• [Instruction] Search the data for the string "title" and gather each line it is in.

(Stored data)
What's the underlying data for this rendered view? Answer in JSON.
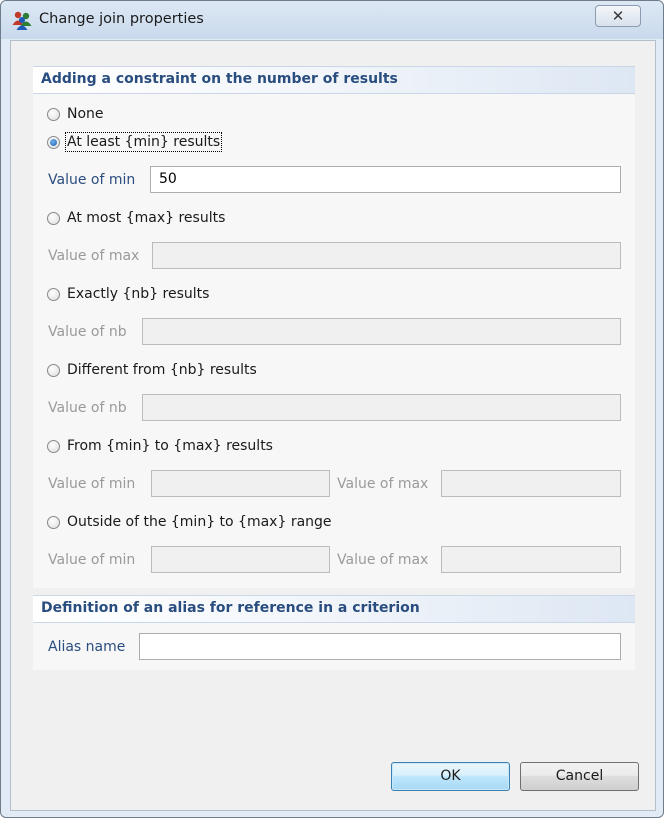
{
  "window": {
    "title": "Change join properties",
    "close_label": "✕"
  },
  "constraint_section": {
    "title": "Adding a constraint on the number of results",
    "options": [
      {
        "label": "None",
        "checked": false
      },
      {
        "label": "At least {min} results",
        "checked": true
      },
      {
        "label": "At most {max} results",
        "checked": false
      },
      {
        "label": "Exactly {nb} results",
        "checked": false
      },
      {
        "label": "Different from {nb} results",
        "checked": false
      },
      {
        "label": "From {min} to {max} results",
        "checked": false
      },
      {
        "label": "Outside of the {min} to {max} range",
        "checked": false
      }
    ],
    "at_least": {
      "min_label": "Value of min",
      "min_value": "50"
    },
    "at_most": {
      "max_label": "Value of max",
      "max_value": ""
    },
    "exactly": {
      "nb_label": "Value of nb",
      "nb_value": ""
    },
    "different": {
      "nb_label": "Value of nb",
      "nb_value": ""
    },
    "from_to": {
      "min_label": "Value of min",
      "min_value": "",
      "max_label": "Value of max",
      "max_value": ""
    },
    "outside": {
      "min_label": "Value of min",
      "min_value": "",
      "max_label": "Value of max",
      "max_value": ""
    }
  },
  "alias_section": {
    "title": "Definition of an alias for reference in a criterion",
    "alias_label": "Alias name",
    "alias_value": ""
  },
  "buttons": {
    "ok": "OK",
    "cancel": "Cancel"
  }
}
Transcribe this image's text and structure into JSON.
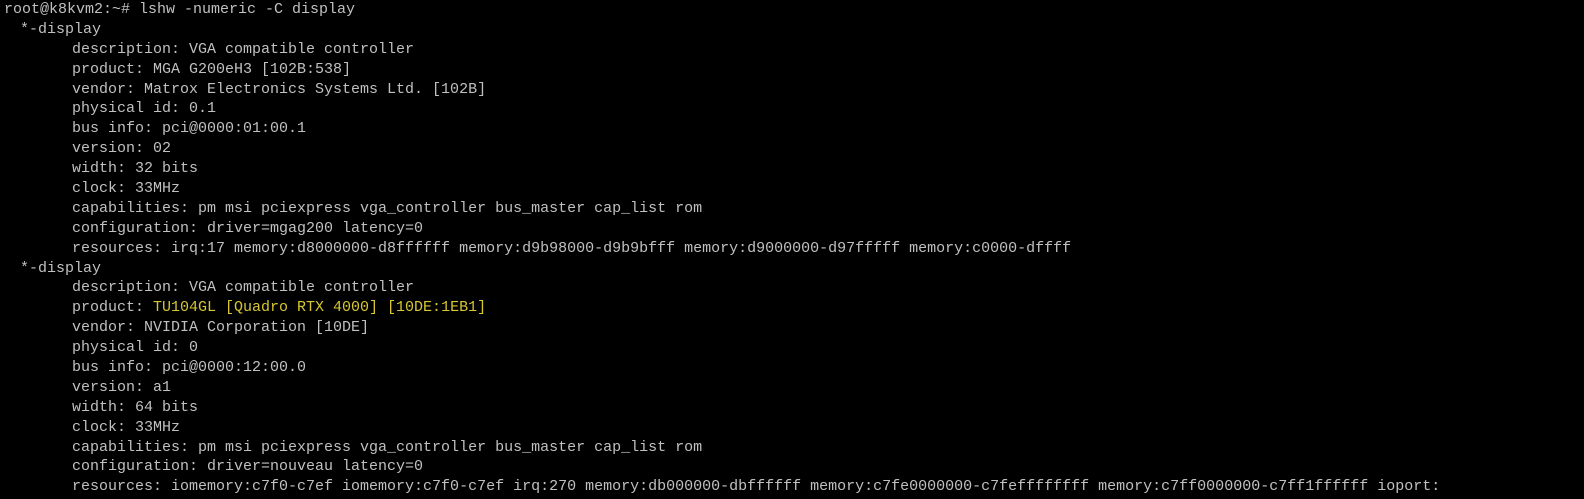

• [Exercise response]
    "title": "Change join properties",
    "title": "Adding a constraint on the number of results",
    "title": "Definition of an alias for reference in a criterion",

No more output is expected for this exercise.